[Provided records]
------------------------------
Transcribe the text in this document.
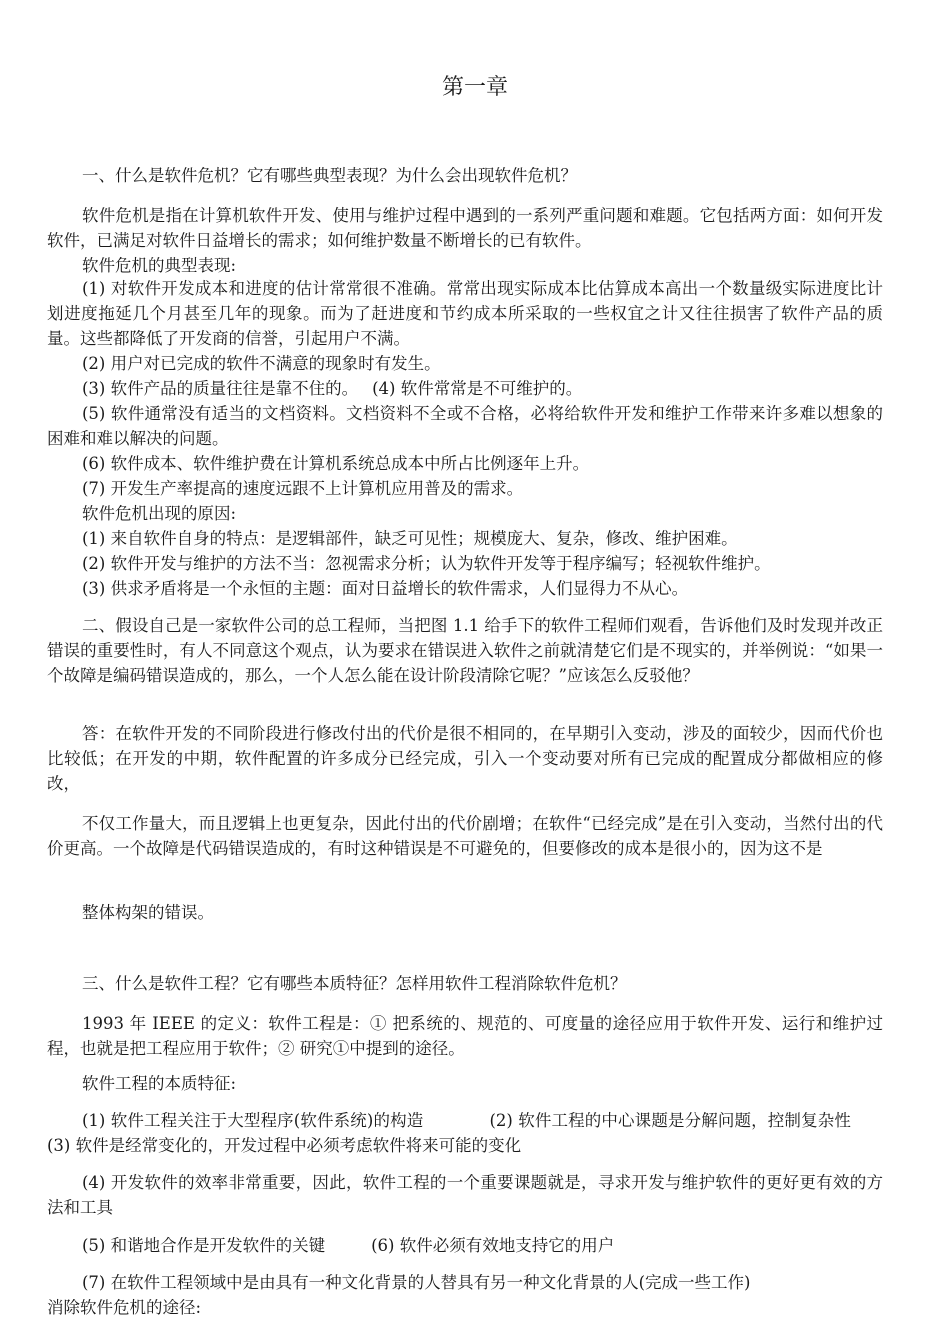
第一章
一、什么是软件危机？它有哪些典型表现？为什么会出现软件危机？
软件危机是指在计算机软件开发、使用与维护过程中遇到的一系列严重问题和难题。它包括两方面：如何开发软件，已满足对软件日益增长的需求；如何维护数量不断增长的已有软件。
软件危机的典型表现:
(1) 对软件开发成本和进度的估计常常很不准确。常常出现实际成本比估算成本高出一个数量级实际进度比计划进度拖延几个月甚至几年的现象。而为了赶进度和节约成本所采取的一些权宜之计又往往损害了软件产品的质量。这些都降低了开发商的信誉，引起用户不满。
(2) 用户对已完成的软件不满意的现象时有发生。
(3) 软件产品的质量往往是靠不住的。 (4) 软件常常是不可维护的。
(5) 软件通常没有适当的文档资料。文档资料不全或不合格，必将给软件开发和维护工作带来许多难以想象的困难和难以解决的问题。
(6) 软件成本、软件维护费在计算机系统总成本中所占比例逐年上升。
(7) 开发生产率提高的速度远跟不上计算机应用普及的需求。
软件危机出现的原因:
(1) 来自软件自身的特点：是逻辑部件，缺乏可见性；规模庞大、复杂，修改、维护困难。
(2) 软件开发与维护的方法不当：忽视需求分析；认为软件开发等于程序编写；轻视软件维护。
(3) 供求矛盾将是一个永恒的主题：面对日益增长的软件需求，人们显得力不从心。
二、假设自己是一家软件公司的总工程师，当把图 1.1 给手下的软件工程师们观看，告诉他们及时发现并改正错误的重要性时，有人不同意这个观点，认为要求在错误进入软件之前就清楚它们是不现实的，并举例说：“如果一个故障是编码错误造成的，那么，一个人怎么能在设计阶段清除它呢？”应该怎么反驳他？
答：在软件开发的不同阶段进行修改付出的代价是很不相同的，在早期引入变动，涉及的面较少，因而代价也比较低；在开发的中期，软件配置的许多成分已经完成，引入一个变动要对所有已完成的配置成分都做相应的修改，
不仅工作量大，而且逻辑上也更复杂，因此付出的代价剧增；在软件“已经完成”是在引入变动，当然付出的代价更高。一个故障是代码错误造成的，有时这种错误是不可避免的，但要修改的成本是很小的，因为这不是
整体构架的错误。
三、什么是软件工程？它有哪些本质特征？怎样用软件工程消除软件危机？
1993 年 IEEE 的定义：软件工程是：① 把系统的、规范的、可度量的途径应用于软件开发、运行和维护过程，也就是把工程应用于软件；② 研究①中提到的途径。
软件工程的本质特征:
(1) 软件工程关注于大型程序(软件系统)的构造	(2) 软件工程的中心课题是分解问题，控制复杂性(3) 软件是经常变化的，开发过程中必须考虑软件将来可能的变化
(4) 开发软件的效率非常重要，因此，软件工程的一个重要课题就是，寻求开发与维护软件的更好更有效的方法和工具
(5) 和谐地合作是开发软件的关键	(6) 软件必须有效地支持它的用户
(7) 在软件工程领域中是由具有一种文化背景的人替具有另一种文化背景的人(完成一些工作)
消除软件危机的途径:
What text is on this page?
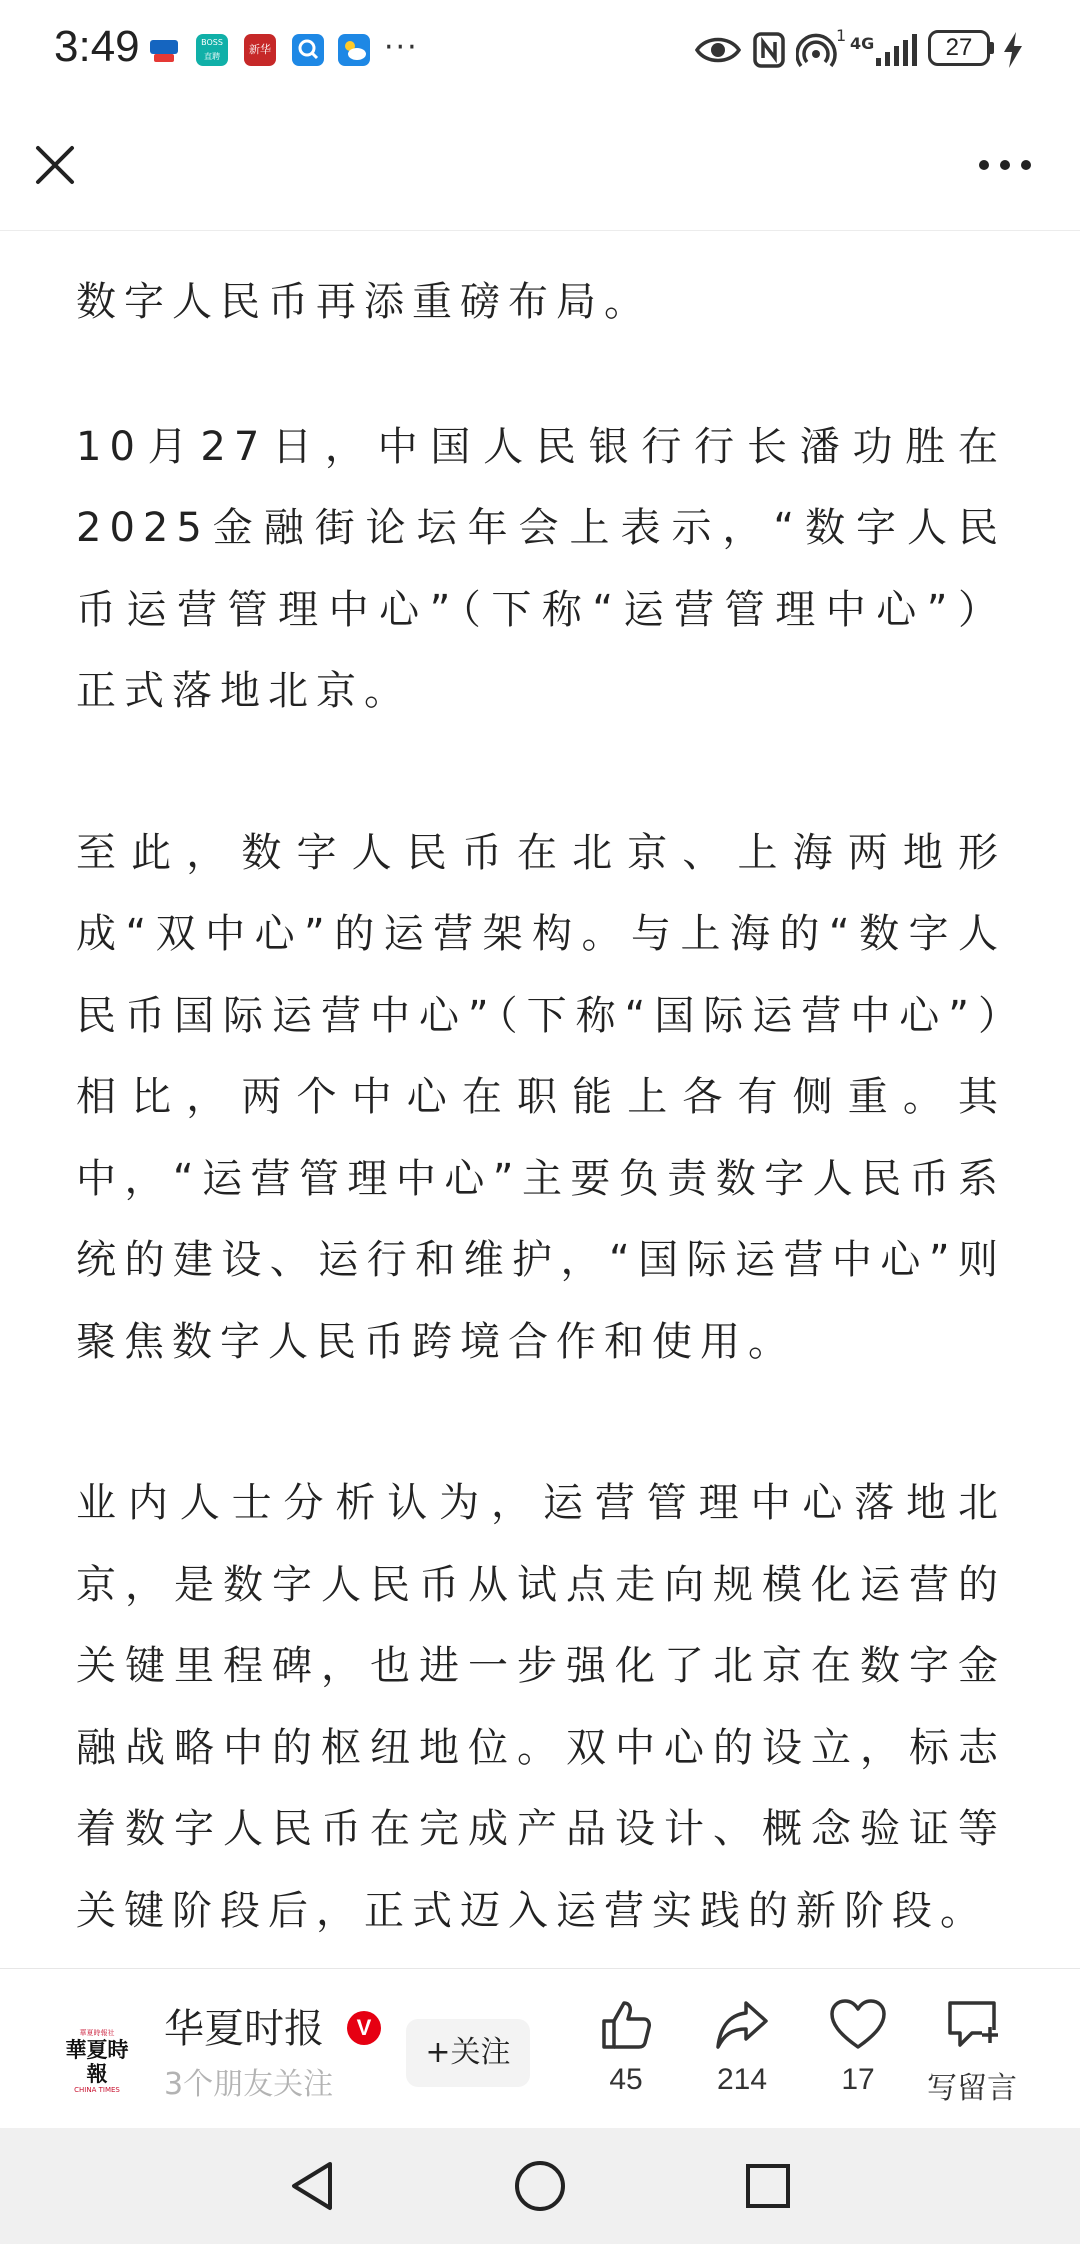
3:49	BOSS
直聘
新华	···	1 4G	27

数字人民币再添重磅布局。

10月27日，中国人民银行行长潘功胜在2025金融街论坛年会上表示，“数字人民币运营管理中心”（下称“运营管理中心”）正式落地北京。

至此，数字人民币在北京、上海两地形成“双中心”的运营架构。与上海的“数字人民币国际运营中心”（下称“国际运营中心”）相比，两个中心在职能上各有侧重。其中，“运营管理中心”主要负责数字人民币系统的建设、运行和维护，“国际运营中心”则聚焦数字人民币跨境合作和使用。

业内人士分析认为，运营管理中心落地北京，是数字人民币从试点走向规模化运营的关键里程碑，也进一步强化了北京在数字金融战略中的枢纽地位。双中心的设立，标志着数字人民币在完成产品设计、概念验证等关键阶段后，正式迈入运营实践的新阶段。

華夏時報社
華夏時報
CHINA TIMES
华夏时报	V
3个朋友关注
+关注
45	214	17	写留言
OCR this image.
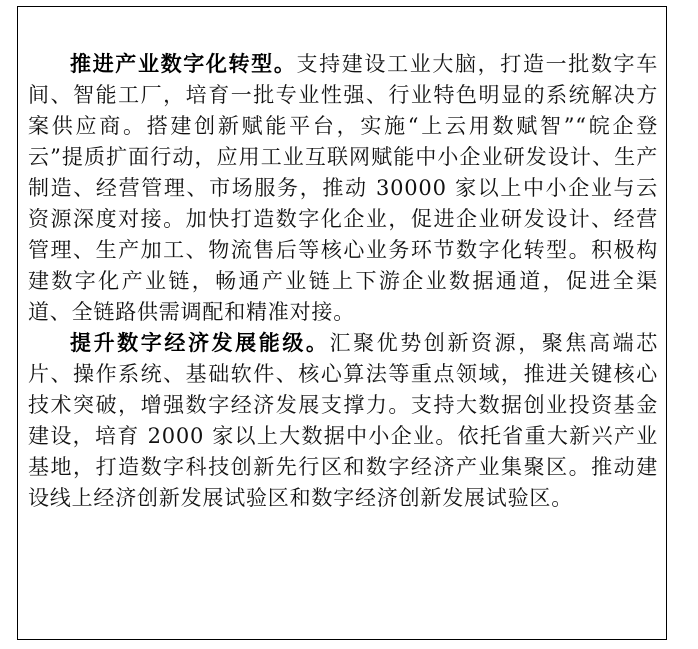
推进产业数字化转型。支持建设工业大脑，打造一批数字车间、智能工厂，培育一批专业性强、行业特色明显的系统解决方案供应商。搭建创新赋能平台，实施“上云用数赋智”“皖企登云”提质扩面行动，应用工业互联网赋能中小企业研发设计、生产制造、经营管理、市场服务，推动 30000 家以上中小企业与云资源深度对接。加快打造数字化企业，促进企业研发设计、经营管理、生产加工、物流售后等核心业务环节数字化转型。积极构建数字化产业链，畅通产业链上下游企业数据通道，促进全渠道、全链路供需调配和精准对接。

提升数字经济发展能级。汇聚优势创新资源，聚焦高端芯片、操作系统、基础软件、核心算法等重点领域，推进关键核心技术突破，增强数字经济发展支撑力。支持大数据创业投资基金建设，培育 2000 家以上大数据中小企业。依托省重大新兴产业基地，打造数字科技创新先行区和数字经济产业集聚区。推动建设线上经济创新发展试验区和数字经济创新发展试验区。
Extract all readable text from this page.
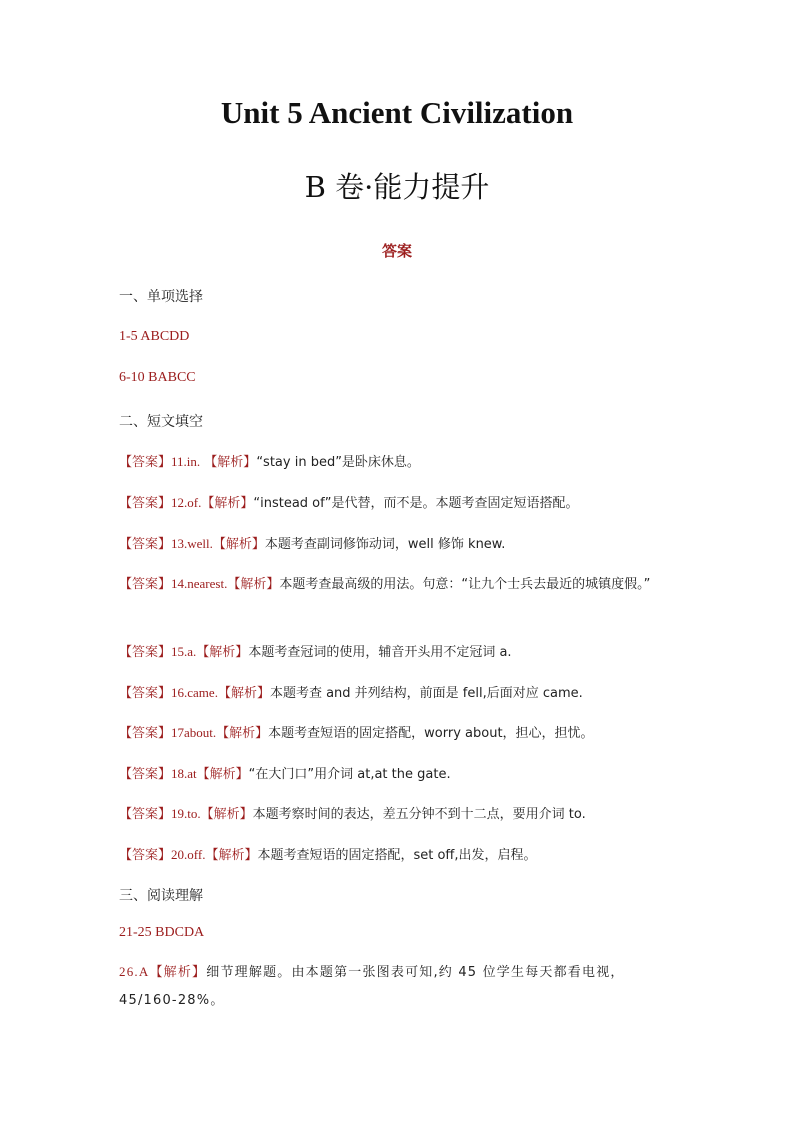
Unit 5 Ancient Civilization
B 卷·能力提升
答案
一、单项选择
1-5 ABCDD
6-10 BABCC
二、短文填空
【答案】11.in. 【解析】“stay in bed”是卧床休息。
【答案】12.of.【解析】“instead of”是代替，而不是。本题考查固定短语搭配。
【答案】13.well.【解析】本题考查副词修饰动词，well 修饰 knew.
【答案】14.nearest.【解析】本题考查最高级的用法。句意：“让九个士兵去最近的城镇度假。”
【答案】15.a.【解析】本题考查冠词的使用，辅音开头用不定冠词 a.
【答案】16.came.【解析】本题考查 and 并列结构，前面是 fell,后面对应 came.
【答案】17about.【解析】本题考查短语的固定搭配，worry about，担心，担忧。
【答案】18.at【解析】“在大门口”用介词 at,at the gate.
【答案】19.to.【解析】本题考察时间的表达，差五分钟不到十二点，要用介词 to.
【答案】20.off.【解析】本题考查短语的固定搭配，set off,出发，启程。
三、阅读理解
21-25 BDCDA
26.A【解析】细节理解题。由本题第一张图表可知,约 45 位学生每天都看电视，45/160-28%。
------------------------------
[Task]
Starting at the line that holds "What text is on this page?", repeat every line through the end of the listing exactly as written, skipping any picture.

[Full response]
What text is on this page?
3:49	BOSS
直聘
新华	···	1 4G	27

数字人民币再添重磅布局。

10月27日，中国人民银行行长潘功胜在2025金融街论坛年会上表示，“数字人民币运营管理中心”（下称“运营管理中心”）正式落地北京。

至此，数字人民币在北京、上海两地形成“双中心”的运营架构。与上海的“数字人民币国际运营中心”（下称“国际运营中心”）相比，两个中心在职能上各有侧重。其中，“运营管理中心”主要负责数字人民币系统的建设、运行和维护，“国际运营中心”则聚焦数字人民币跨境合作和使用。

业内人士分析认为，运营管理中心落地北京，是数字人民币从试点走向规模化运营的关键里程碑，也进一步强化了北京在数字金融战略中的枢纽地位。双中心的设立，标志着数字人民币在完成产品设计、概念验证等关键阶段后，正式迈入运营实践的新阶段。

華夏時報社
華夏時報
CHINA TIMES
华夏时报	V
3个朋友关注
+关注
45	214	17	写留言
OCR this image.
推进产业数字化转型。支持建设工业大脑，打造一批数字车间、智能工厂，培育一批专业性强、行业特色明显的系统解决方案供应商。搭建创新赋能平台，实施“上云用数赋智”“皖企登云”提质扩面行动，应用工业互联网赋能中小企业研发设计、生产制造、经营管理、市场服务，推动 30000 家以上中小企业与云资源深度对接。加快打造数字化企业，促进企业研发设计、经营管理、生产加工、物流售后等核心业务环节数字化转型。积极构建数字化产业链，畅通产业链上下游企业数据通道，促进全渠道、全链路供需调配和精准对接。

提升数字经济发展能级。汇聚优势创新资源，聚焦高端芯片、操作系统、基础软件、核心算法等重点领域，推进关键核心技术突破，增强数字经济发展支撑力。支持大数据创业投资基金建设，培育 2000 家以上大数据中小企业。依托省重大新兴产业基地，打造数字科技创新先行区和数字经济产业集聚区。推动建设线上经济创新发展试验区和数字经济创新发展试验区。
Extract all readable text from this page.
Unit 5 Ancient Civilization
B 卷·能力提升
答案
一、单项选择
1-5 ABCDD
6-10 BABCC
二、短文填空
【答案】11.in. 【解析】“stay in bed”是卧床休息。
【答案】12.of.【解析】“instead of”是代替，而不是。本题考查固定短语搭配。
【答案】13.well.【解析】本题考查副词修饰动词，well 修饰 knew.
【答案】14.nearest.【解析】本题考查最高级的用法。句意：“让九个士兵去最近的城镇度假。”
【答案】15.a.【解析】本题考查冠词的使用，辅音开头用不定冠词 a.
【答案】16.came.【解析】本题考查 and 并列结构，前面是 fell,后面对应 came.
【答案】17about.【解析】本题考查短语的固定搭配，worry about，担心，担忧。
【答案】18.at【解析】“在大门口”用介词 at,at the gate.
【答案】19.to.【解析】本题考察时间的表达，差五分钟不到十二点，要用介词 to.
【答案】20.off.【解析】本题考查短语的固定搭配，set off,出发，启程。
三、阅读理解
21-25 BDCDA
26.A【解析】细节理解题。由本题第一张图表可知,约 45 位学生每天都看电视，45/160-28%。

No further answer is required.